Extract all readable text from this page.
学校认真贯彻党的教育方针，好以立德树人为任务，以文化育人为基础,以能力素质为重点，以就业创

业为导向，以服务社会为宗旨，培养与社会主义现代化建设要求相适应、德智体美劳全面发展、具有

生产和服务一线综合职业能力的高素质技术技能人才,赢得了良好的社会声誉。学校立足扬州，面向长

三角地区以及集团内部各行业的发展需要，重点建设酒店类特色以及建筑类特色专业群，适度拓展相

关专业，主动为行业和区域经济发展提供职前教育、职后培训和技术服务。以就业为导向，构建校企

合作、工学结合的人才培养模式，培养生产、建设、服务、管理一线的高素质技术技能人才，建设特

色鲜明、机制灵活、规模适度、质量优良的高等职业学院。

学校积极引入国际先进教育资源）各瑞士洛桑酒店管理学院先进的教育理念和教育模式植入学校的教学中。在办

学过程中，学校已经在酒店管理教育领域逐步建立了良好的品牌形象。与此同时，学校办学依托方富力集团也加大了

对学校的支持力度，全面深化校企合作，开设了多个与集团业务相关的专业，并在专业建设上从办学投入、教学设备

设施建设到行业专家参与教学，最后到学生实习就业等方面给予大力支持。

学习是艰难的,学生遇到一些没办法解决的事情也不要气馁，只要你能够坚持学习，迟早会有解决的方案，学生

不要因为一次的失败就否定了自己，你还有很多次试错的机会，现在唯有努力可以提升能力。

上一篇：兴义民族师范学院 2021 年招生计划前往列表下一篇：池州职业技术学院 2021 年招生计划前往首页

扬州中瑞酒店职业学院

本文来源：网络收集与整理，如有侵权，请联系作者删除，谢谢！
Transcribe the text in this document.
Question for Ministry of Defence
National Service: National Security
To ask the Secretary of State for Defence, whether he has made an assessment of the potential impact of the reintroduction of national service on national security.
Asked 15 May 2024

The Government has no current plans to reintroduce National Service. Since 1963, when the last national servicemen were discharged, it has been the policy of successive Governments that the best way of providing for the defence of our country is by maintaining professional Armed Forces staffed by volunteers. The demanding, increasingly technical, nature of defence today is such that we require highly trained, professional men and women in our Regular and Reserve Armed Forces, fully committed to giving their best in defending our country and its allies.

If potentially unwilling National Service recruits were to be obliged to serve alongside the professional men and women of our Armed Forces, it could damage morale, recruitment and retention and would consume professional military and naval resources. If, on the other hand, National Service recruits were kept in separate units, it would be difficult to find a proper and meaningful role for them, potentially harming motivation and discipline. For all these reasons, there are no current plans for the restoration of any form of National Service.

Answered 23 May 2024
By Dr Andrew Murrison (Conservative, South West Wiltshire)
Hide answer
________________
● **Task description**: Transcribe the full listing above without leaving anything out.

● **Answer to the problem**:
Extract all readable text from this page.
学校认真贯彻党的教育方针，好以立德树人为任务，以文化育人为基础,以能力素质为重点，以就业创

业为导向，以服务社会为宗旨，培养与社会主义现代化建设要求相适应、德智体美劳全面发展、具有

生产和服务一线综合职业能力的高素质技术技能人才,赢得了良好的社会声誉。学校立足扬州，面向长

三角地区以及集团内部各行业的发展需要，重点建设酒店类特色以及建筑类特色专业群，适度拓展相

关专业，主动为行业和区域经济发展提供职前教育、职后培训和技术服务。以就业为导向，构建校企

合作、工学结合的人才培养模式，培养生产、建设、服务、管理一线的高素质技术技能人才，建设特

色鲜明、机制灵活、规模适度、质量优良的高等职业学院。

学校积极引入国际先进教育资源）各瑞士洛桑酒店管理学院先进的教育理念和教育模式植入学校的教学中。在办

学过程中，学校已经在酒店管理教育领域逐步建立了良好的品牌形象。与此同时，学校办学依托方富力集团也加大了

对学校的支持力度，全面深化校企合作，开设了多个与集团业务相关的专业，并在专业建设上从办学投入、教学设备

设施建设到行业专家参与教学，最后到学生实习就业等方面给予大力支持。

学习是艰难的,学生遇到一些没办法解决的事情也不要气馁，只要你能够坚持学习，迟早会有解决的方案，学生

不要因为一次的失败就否定了自己，你还有很多次试错的机会，现在唯有努力可以提升能力。

上一篇：兴义民族师范学院 2021 年招生计划前往列表下一篇：池州职业技术学院 2021 年招生计划前往首页

扬州中瑞酒店职业学院

本文来源：网络收集与整理，如有侵权，请联系作者删除，谢谢！
Transcribe the text in this document.
Question for Ministry of Defence
National Service: National Security
To ask the Secretary of State for Defence, whether he has made an assessment of the potential impact of the reintroduction of national service on national security.
Asked 15 May 2024

The Government has no current plans to reintroduce National Service. Since 1963, when the last national servicemen were discharged, it has been the policy of successive Governments that the best way of providing for the defence of our country is by maintaining professional Armed Forces staffed by volunteers. The demanding, increasingly technical, nature of defence today is such that we require highly trained, professional men and women in our Regular and Reserve Armed Forces, fully committed to giving their best in defending our country and its allies.

If potentially unwilling National Service recruits were to be obliged to serve alongside the professional men and women of our Armed Forces, it could damage morale, recruitment and retention and would consume professional military and naval resources. If, on the other hand, National Service recruits were kept in separate units, it would be difficult to find a proper and meaningful role for them, potentially harming motivation and discipline. For all these reasons, there are no current plans for the restoration of any form of National Service.

Answered 23 May 2024
By Dr Andrew Murrison (Conservative, South West Wiltshire)
Hide answer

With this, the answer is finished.